Task material:
◆ ◆ ◆

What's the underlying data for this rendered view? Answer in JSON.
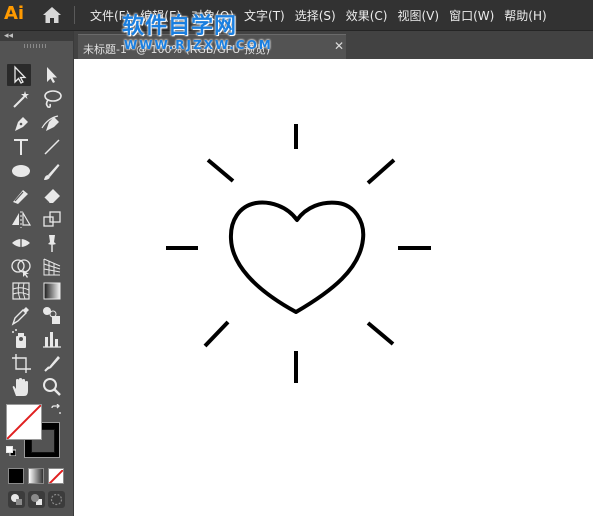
{
  "app": {
    "logo": "Ai"
  },
  "menu": {
    "items": [
      "文件(F)",
      "编辑(E)",
      "对象(O)",
      "文字(T)",
      "选择(S)",
      "效果(C)",
      "视图(V)",
      "窗口(W)",
      "帮助(H)"
    ]
  },
  "watermark": {
    "title": "软件自学网",
    "url": "WWW.RJZXW.COM"
  },
  "tab": {
    "title": "未标题-1* @ 100% (RGB/GPU 预览)",
    "close": "✕"
  },
  "tool_panel": {
    "collapse": "◂◂"
  },
  "tools": [
    "selection-tool",
    "direct-selection-tool",
    "magic-wand-tool",
    "lasso-tool",
    "pen-tool",
    "curvature-tool",
    "type-tool",
    "line-segment-tool",
    "ellipse-tool",
    "paintbrush-tool",
    "shaper-tool",
    "eraser-tool",
    "reflect-tool",
    "scale-tool",
    "width-tool",
    "puppet-warp-tool",
    "shape-builder-tool",
    "perspective-grid-tool",
    "mesh-tool",
    "gradient-tool",
    "eyedropper-tool",
    "blend-tool",
    "symbol-sprayer-tool",
    "column-graph-tool",
    "artboard-tool",
    "slice-tool",
    "hand-tool",
    "zoom-tool"
  ],
  "colors": {
    "fill": "none",
    "stroke": "#000000",
    "none_mark": "#e02020"
  },
  "canvas": {
    "artwork": "heart with sun rays",
    "stroke_color": "#000000",
    "ray_count": 8
  }
}
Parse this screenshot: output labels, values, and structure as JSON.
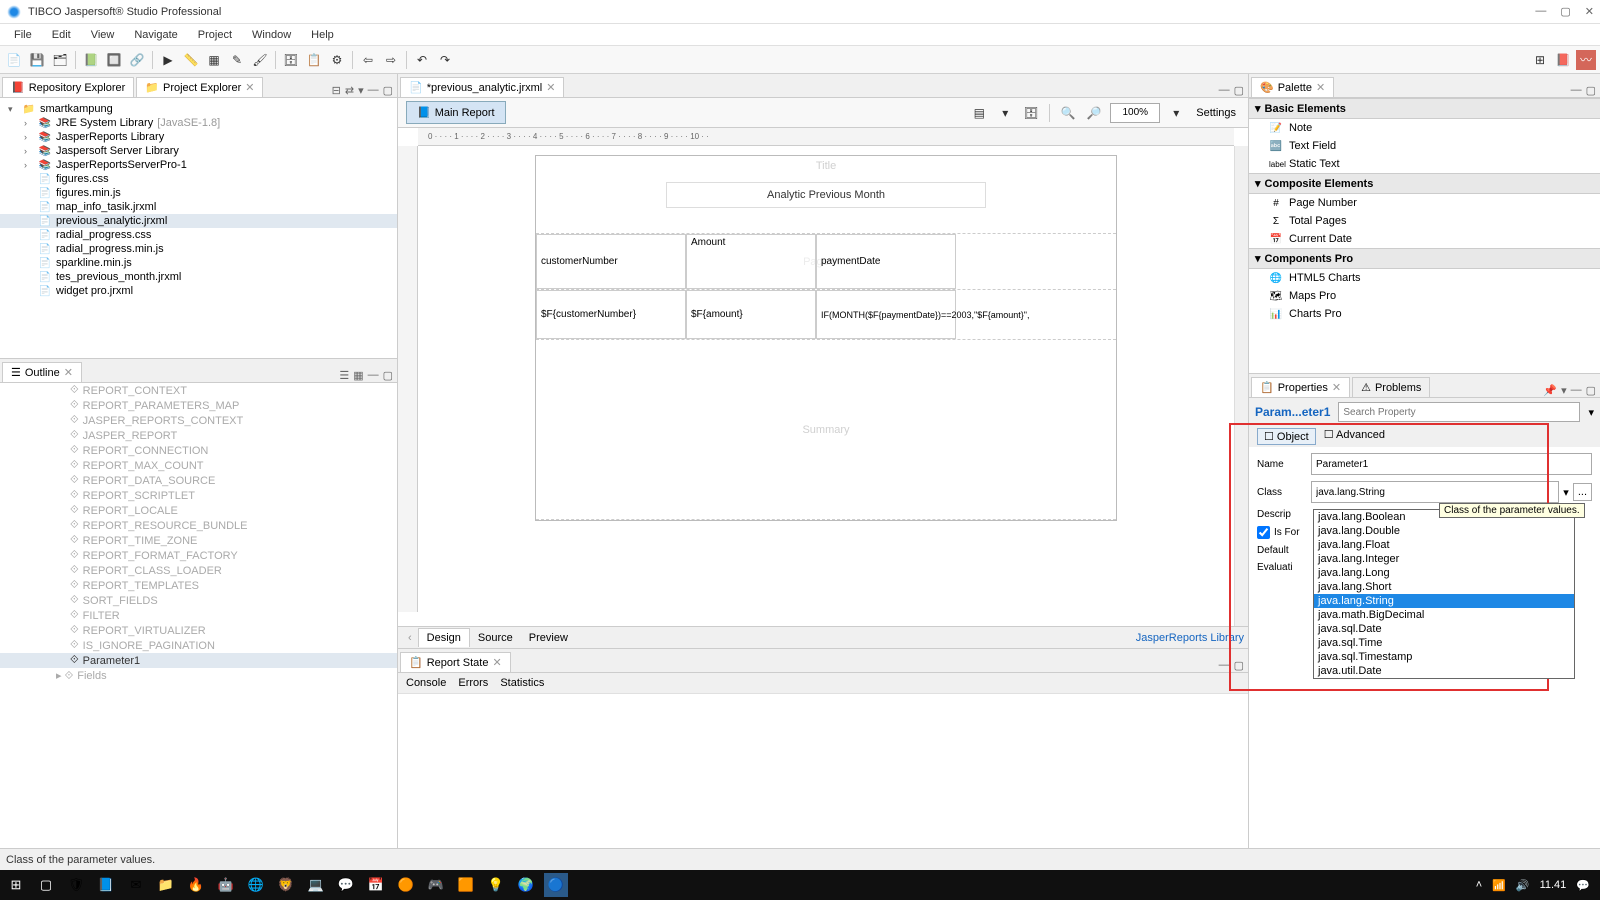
{
  "window": {
    "title": "TIBCO Jaspersoft® Studio Professional"
  },
  "menu": [
    "File",
    "Edit",
    "View",
    "Navigate",
    "Project",
    "Window",
    "Help"
  ],
  "views": {
    "repo_tab": "Repository Explorer",
    "project_tab": "Project Explorer",
    "outline_tab": "Outline",
    "palette_tab": "Palette",
    "properties_tab": "Properties",
    "problems_tab": "Problems",
    "report_state_tab": "Report State"
  },
  "project_tree": {
    "root": "smartkampung",
    "items": [
      {
        "label": "JRE System Library",
        "suffix": "[JavaSE-1.8]"
      },
      {
        "label": "JasperReports Library"
      },
      {
        "label": "Jaspersoft Server Library"
      },
      {
        "label": "JasperReportsServerPro-1"
      },
      {
        "label": "figures.css"
      },
      {
        "label": "figures.min.js"
      },
      {
        "label": "map_info_tasik.jrxml"
      },
      {
        "label": "previous_analytic.jrxml",
        "selected": true
      },
      {
        "label": "radial_progress.css"
      },
      {
        "label": "radial_progress.min.js"
      },
      {
        "label": "sparkline.min.js"
      },
      {
        "label": "tes_previous_month.jrxml"
      },
      {
        "label": "widget pro.jrxml"
      }
    ]
  },
  "outline": {
    "items": [
      "REPORT_CONTEXT",
      "REPORT_PARAMETERS_MAP",
      "JASPER_REPORTS_CONTEXT",
      "JASPER_REPORT",
      "REPORT_CONNECTION",
      "REPORT_MAX_COUNT",
      "REPORT_DATA_SOURCE",
      "REPORT_SCRIPTLET",
      "REPORT_LOCALE",
      "REPORT_RESOURCE_BUNDLE",
      "REPORT_TIME_ZONE",
      "REPORT_FORMAT_FACTORY",
      "REPORT_CLASS_LOADER",
      "REPORT_TEMPLATES",
      "SORT_FIELDS",
      "FILTER",
      "REPORT_VIRTUALIZER",
      "IS_IGNORE_PAGINATION"
    ],
    "active": "Parameter1",
    "last": "Fields"
  },
  "editor": {
    "tab": "*previous_analytic.jrxml",
    "main_report": "Main Report",
    "zoom": "100%",
    "settings": "Settings",
    "bottom_tabs": {
      "design": "Design",
      "source": "Source",
      "preview": "Preview",
      "lib": "JasperReports Library"
    }
  },
  "report": {
    "title_bg": "Title",
    "title": "Analytic Previous Month",
    "page_header_bg": "Page H...",
    "cols": {
      "c1": "customerNumber",
      "c2": "Amount",
      "c3": "paymentDate"
    },
    "fields": {
      "f1": "$F{customerNumber}",
      "f2": "$F{amount}",
      "f3": "IF(MONTH($F{paymentDate})==2003,\"$F{amount}\","
    },
    "summary_bg": "Summary"
  },
  "console": {
    "tabs": [
      "Console",
      "Errors",
      "Statistics"
    ]
  },
  "palette": {
    "cat_basic": "Basic Elements",
    "cat_composite": "Composite Elements",
    "cat_components": "Components Pro",
    "basic": [
      "Note",
      "Text Field",
      "Static Text"
    ],
    "composite": [
      "Page Number",
      "Total Pages",
      "Current Date"
    ],
    "components": [
      "HTML5 Charts",
      "Maps Pro",
      "Charts Pro"
    ]
  },
  "properties": {
    "title": "Param...eter1",
    "search_ph": "Search Property",
    "tab_object": "Object",
    "tab_advanced": "Advanced",
    "name_label": "Name",
    "name_value": "Parameter1",
    "class_label": "Class",
    "class_value": "java.lang.String",
    "descr_label": "Descrip",
    "isfor_label": "Is For",
    "default_label": "Default",
    "eval_label": "Evaluati",
    "tooltip": "Class of the parameter values.",
    "dropdown": [
      "java.lang.Boolean",
      "java.lang.Double",
      "java.lang.Float",
      "java.lang.Integer",
      "java.lang.Long",
      "java.lang.Short",
      "java.lang.String",
      "java.math.BigDecimal",
      "java.sql.Date",
      "java.sql.Time",
      "java.sql.Timestamp",
      "java.util.Date"
    ],
    "dropdown_selected": "java.lang.String"
  },
  "statusbar": "Class of the parameter values.",
  "taskbar": {
    "time": "11.41"
  }
}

◆ ◆ ◆

What to do: Every record is to be reproduced exactly, with no pictures included.

Expected output:
What's the underlying data for this rendered view? Answer in JSON.
{
  "app": {
    "logo": "Ai"
  },
  "menu": {
    "items": [
      "文件(F)",
      "编辑(E)",
      "对象(O)",
      "文字(T)",
      "选择(S)",
      "效果(C)",
      "视图(V)",
      "窗口(W)",
      "帮助(H)"
    ]
  },
  "watermark": {
    "title": "软件自学网",
    "url": "WWW.RJZXW.COM"
  },
  "tab": {
    "title": "未标题-1* @ 100% (RGB/GPU 预览)",
    "close": "✕"
  },
  "tool_panel": {
    "collapse": "◂◂"
  },
  "tools": [
    "selection-tool",
    "direct-selection-tool",
    "magic-wand-tool",
    "lasso-tool",
    "pen-tool",
    "curvature-tool",
    "type-tool",
    "line-segment-tool",
    "ellipse-tool",
    "paintbrush-tool",
    "shaper-tool",
    "eraser-tool",
    "reflect-tool",
    "scale-tool",
    "width-tool",
    "puppet-warp-tool",
    "shape-builder-tool",
    "perspective-grid-tool",
    "mesh-tool",
    "gradient-tool",
    "eyedropper-tool",
    "blend-tool",
    "symbol-sprayer-tool",
    "column-graph-tool",
    "artboard-tool",
    "slice-tool",
    "hand-tool",
    "zoom-tool"
  ],
  "colors": {
    "fill": "none",
    "stroke": "#000000",
    "none_mark": "#e02020"
  },
  "canvas": {
    "artwork": "heart with sun rays",
    "stroke_color": "#000000",
    "ray_count": 8
  }
}
Parse this screenshot: output labels, values, and structure as JSON.
{
  "window": {
    "title": "TIBCO Jaspersoft® Studio Professional"
  },
  "menu": [
    "File",
    "Edit",
    "View",
    "Navigate",
    "Project",
    "Window",
    "Help"
  ],
  "views": {
    "repo_tab": "Repository Explorer",
    "project_tab": "Project Explorer",
    "outline_tab": "Outline",
    "palette_tab": "Palette",
    "properties_tab": "Properties",
    "problems_tab": "Problems",
    "report_state_tab": "Report State"
  },
  "project_tree": {
    "root": "smartkampung",
    "items": [
      {
        "label": "JRE System Library",
        "suffix": "[JavaSE-1.8]"
      },
      {
        "label": "JasperReports Library"
      },
      {
        "label": "Jaspersoft Server Library"
      },
      {
        "label": "JasperReportsServerPro-1"
      },
      {
        "label": "figures.css"
      },
      {
        "label": "figures.min.js"
      },
      {
        "label": "map_info_tasik.jrxml"
      },
      {
        "label": "previous_analytic.jrxml",
        "selected": true
      },
      {
        "label": "radial_progress.css"
      },
      {
        "label": "radial_progress.min.js"
      },
      {
        "label": "sparkline.min.js"
      },
      {
        "label": "tes_previous_month.jrxml"
      },
      {
        "label": "widget pro.jrxml"
      }
    ]
  },
  "outline": {
    "items": [
      "REPORT_CONTEXT",
      "REPORT_PARAMETERS_MAP",
      "JASPER_REPORTS_CONTEXT",
      "JASPER_REPORT",
      "REPORT_CONNECTION",
      "REPORT_MAX_COUNT",
      "REPORT_DATA_SOURCE",
      "REPORT_SCRIPTLET",
      "REPORT_LOCALE",
      "REPORT_RESOURCE_BUNDLE",
      "REPORT_TIME_ZONE",
      "REPORT_FORMAT_FACTORY",
      "REPORT_CLASS_LOADER",
      "REPORT_TEMPLATES",
      "SORT_FIELDS",
      "FILTER",
      "REPORT_VIRTUALIZER",
      "IS_IGNORE_PAGINATION"
    ],
    "active": "Parameter1",
    "last": "Fields"
  },
  "editor": {
    "tab": "*previous_analytic.jrxml",
    "main_report": "Main Report",
    "zoom": "100%",
    "settings": "Settings",
    "bottom_tabs": {
      "design": "Design",
      "source": "Source",
      "preview": "Preview",
      "lib": "JasperReports Library"
    }
  },
  "report": {
    "title_bg": "Title",
    "title": "Analytic Previous Month",
    "page_header_bg": "Page H...",
    "cols": {
      "c1": "customerNumber",
      "c2": "Amount",
      "c3": "paymentDate"
    },
    "fields": {
      "f1": "$F{customerNumber}",
      "f2": "$F{amount}",
      "f3": "IF(MONTH($F{paymentDate})==2003,\"$F{amount}\","
    },
    "summary_bg": "Summary"
  },
  "console": {
    "tabs": [
      "Console",
      "Errors",
      "Statistics"
    ]
  },
  "palette": {
    "cat_basic": "Basic Elements",
    "cat_composite": "Composite Elements",
    "cat_components": "Components Pro",
    "basic": [
      "Note",
      "Text Field",
      "Static Text"
    ],
    "composite": [
      "Page Number",
      "Total Pages",
      "Current Date"
    ],
    "components": [
      "HTML5 Charts",
      "Maps Pro",
      "Charts Pro"
    ]
  },
  "properties": {
    "title": "Param...eter1",
    "search_ph": "Search Property",
    "tab_object": "Object",
    "tab_advanced": "Advanced",
    "name_label": "Name",
    "name_value": "Parameter1",
    "class_label": "Class",
    "class_value": "java.lang.String",
    "descr_label": "Descrip",
    "isfor_label": "Is For",
    "default_label": "Default",
    "eval_label": "Evaluati",
    "tooltip": "Class of the parameter values.",
    "dropdown": [
      "java.lang.Boolean",
      "java.lang.Double",
      "java.lang.Float",
      "java.lang.Integer",
      "java.lang.Long",
      "java.lang.Short",
      "java.lang.String",
      "java.math.BigDecimal",
      "java.sql.Date",
      "java.sql.Time",
      "java.sql.Timestamp",
      "java.util.Date"
    ],
    "dropdown_selected": "java.lang.String"
  },
  "statusbar": "Class of the parameter values.",
  "taskbar": {
    "time": "11.41"
  }
}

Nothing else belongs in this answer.